(DATASET ENTRIES):

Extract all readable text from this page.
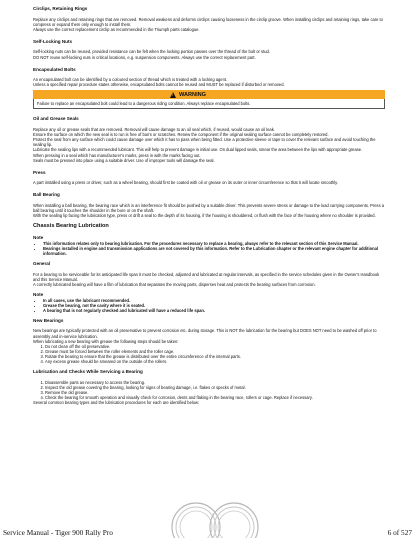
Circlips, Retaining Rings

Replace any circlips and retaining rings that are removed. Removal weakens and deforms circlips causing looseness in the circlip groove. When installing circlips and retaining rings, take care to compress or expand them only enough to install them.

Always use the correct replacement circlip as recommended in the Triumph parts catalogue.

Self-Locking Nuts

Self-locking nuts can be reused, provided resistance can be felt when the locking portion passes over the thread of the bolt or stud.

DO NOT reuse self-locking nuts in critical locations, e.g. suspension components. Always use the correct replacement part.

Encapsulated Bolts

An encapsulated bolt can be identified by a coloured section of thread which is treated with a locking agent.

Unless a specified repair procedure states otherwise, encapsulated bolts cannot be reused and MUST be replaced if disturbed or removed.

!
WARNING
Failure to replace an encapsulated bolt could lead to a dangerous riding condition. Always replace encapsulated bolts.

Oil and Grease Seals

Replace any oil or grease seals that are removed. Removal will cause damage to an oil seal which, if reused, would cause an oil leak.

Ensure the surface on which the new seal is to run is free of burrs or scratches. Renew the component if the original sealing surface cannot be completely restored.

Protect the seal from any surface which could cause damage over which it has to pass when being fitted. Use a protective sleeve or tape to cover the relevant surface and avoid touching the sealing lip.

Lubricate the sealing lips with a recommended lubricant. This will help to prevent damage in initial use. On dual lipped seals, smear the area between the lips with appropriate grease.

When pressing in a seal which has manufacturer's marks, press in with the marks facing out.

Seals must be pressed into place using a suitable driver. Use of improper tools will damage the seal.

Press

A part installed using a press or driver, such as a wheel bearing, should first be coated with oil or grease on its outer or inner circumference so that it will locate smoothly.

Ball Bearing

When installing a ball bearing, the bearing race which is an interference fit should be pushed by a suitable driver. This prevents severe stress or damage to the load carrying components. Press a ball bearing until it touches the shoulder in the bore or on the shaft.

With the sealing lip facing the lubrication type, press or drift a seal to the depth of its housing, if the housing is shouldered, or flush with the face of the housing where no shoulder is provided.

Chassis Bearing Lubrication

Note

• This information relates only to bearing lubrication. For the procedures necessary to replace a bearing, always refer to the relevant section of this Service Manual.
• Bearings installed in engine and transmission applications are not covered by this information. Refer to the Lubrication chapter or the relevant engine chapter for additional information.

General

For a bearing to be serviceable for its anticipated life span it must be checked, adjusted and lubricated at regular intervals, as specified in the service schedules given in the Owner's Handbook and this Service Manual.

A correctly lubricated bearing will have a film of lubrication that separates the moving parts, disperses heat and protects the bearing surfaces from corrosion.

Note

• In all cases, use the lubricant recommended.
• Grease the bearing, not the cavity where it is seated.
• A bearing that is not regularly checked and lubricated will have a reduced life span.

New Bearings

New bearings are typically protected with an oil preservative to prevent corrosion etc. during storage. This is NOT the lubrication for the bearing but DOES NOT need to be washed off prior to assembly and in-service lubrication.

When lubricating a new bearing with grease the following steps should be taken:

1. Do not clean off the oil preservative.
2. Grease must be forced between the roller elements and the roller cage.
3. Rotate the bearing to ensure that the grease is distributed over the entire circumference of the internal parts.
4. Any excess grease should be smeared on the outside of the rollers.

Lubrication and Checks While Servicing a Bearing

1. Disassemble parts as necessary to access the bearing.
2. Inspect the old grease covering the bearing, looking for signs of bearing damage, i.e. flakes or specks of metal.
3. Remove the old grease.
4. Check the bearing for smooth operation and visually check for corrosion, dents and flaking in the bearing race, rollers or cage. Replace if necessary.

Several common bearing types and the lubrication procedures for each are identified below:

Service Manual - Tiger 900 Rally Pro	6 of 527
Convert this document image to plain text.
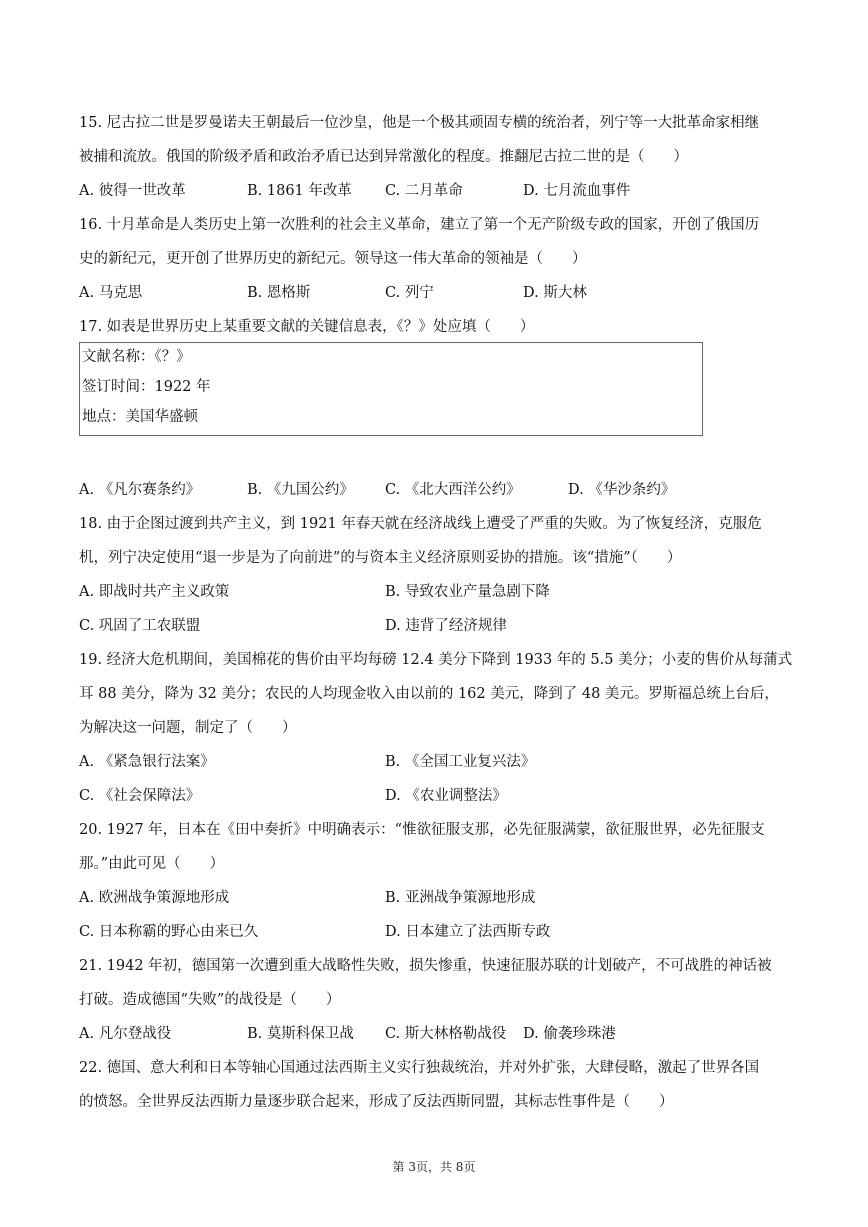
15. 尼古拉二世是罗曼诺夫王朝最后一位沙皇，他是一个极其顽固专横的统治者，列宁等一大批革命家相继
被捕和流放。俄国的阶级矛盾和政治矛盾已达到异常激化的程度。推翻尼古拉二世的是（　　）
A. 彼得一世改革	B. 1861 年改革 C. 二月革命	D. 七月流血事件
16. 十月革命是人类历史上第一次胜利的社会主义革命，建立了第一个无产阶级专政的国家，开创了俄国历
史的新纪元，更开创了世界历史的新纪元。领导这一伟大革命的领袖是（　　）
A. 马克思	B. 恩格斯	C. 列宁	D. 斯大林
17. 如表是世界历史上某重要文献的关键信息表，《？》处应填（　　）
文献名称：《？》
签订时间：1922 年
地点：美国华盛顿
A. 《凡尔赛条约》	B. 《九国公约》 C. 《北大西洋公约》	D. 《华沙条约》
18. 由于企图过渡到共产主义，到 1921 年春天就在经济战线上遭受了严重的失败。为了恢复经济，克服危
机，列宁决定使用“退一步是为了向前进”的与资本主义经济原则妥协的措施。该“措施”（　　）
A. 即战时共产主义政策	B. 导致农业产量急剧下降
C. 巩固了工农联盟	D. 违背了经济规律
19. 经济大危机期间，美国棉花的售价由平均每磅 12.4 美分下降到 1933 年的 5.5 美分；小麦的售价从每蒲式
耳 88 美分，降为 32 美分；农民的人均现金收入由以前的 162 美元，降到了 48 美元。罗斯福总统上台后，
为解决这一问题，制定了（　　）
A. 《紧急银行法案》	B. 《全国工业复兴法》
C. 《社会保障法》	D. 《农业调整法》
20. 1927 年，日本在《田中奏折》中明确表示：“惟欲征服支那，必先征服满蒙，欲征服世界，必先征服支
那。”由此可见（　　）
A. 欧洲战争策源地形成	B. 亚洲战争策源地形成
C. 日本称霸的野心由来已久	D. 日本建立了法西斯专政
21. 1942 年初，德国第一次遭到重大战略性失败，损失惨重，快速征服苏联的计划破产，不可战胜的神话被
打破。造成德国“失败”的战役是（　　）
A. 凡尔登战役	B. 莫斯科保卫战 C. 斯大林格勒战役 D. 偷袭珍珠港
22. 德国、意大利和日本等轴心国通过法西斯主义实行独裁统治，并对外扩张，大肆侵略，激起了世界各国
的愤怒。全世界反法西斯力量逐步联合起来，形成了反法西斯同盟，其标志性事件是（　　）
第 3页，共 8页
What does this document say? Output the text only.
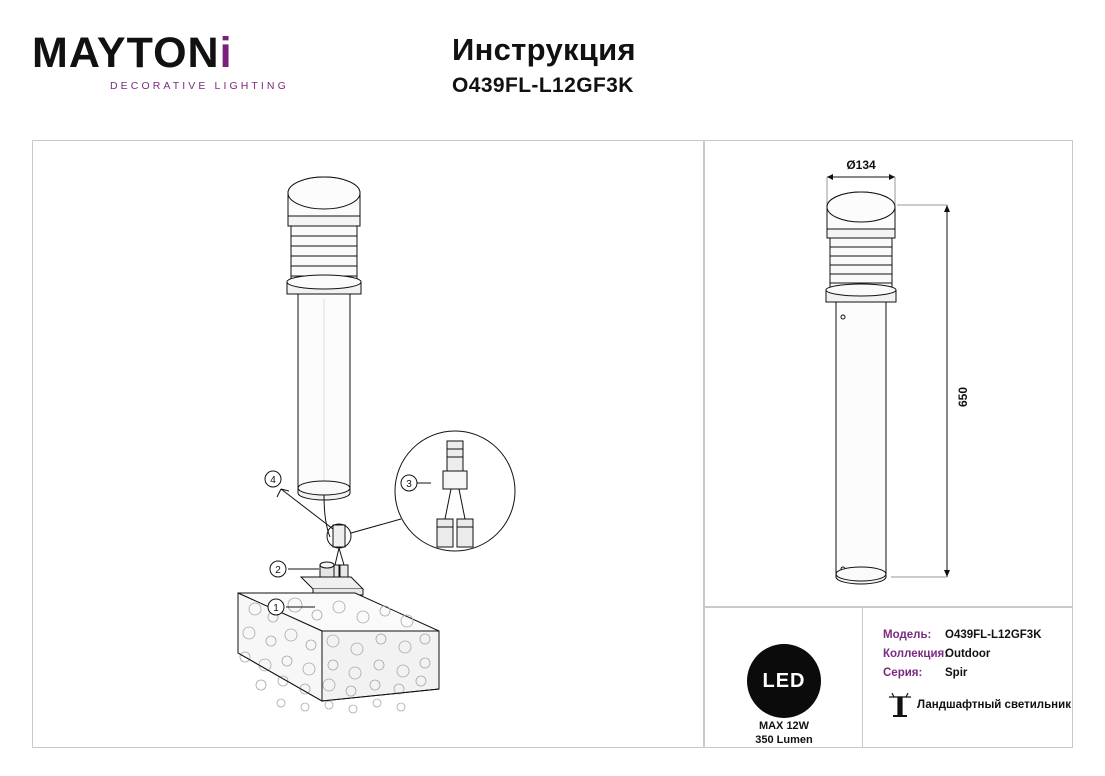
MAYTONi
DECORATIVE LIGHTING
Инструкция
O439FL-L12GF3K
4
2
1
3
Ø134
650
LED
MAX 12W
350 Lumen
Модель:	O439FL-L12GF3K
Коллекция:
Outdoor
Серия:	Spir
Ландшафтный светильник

(WORK TO DO): Search the lines for the string "rollers" and copy every line that has it.

(FINAL RESULT):
4. Any excess grease should be smeared on the outside of the rollers.
4. Check the bearing for smooth operation and visually check for corrosion, dents and flaking in the bearing race, rollers or cage. Replace if necessary.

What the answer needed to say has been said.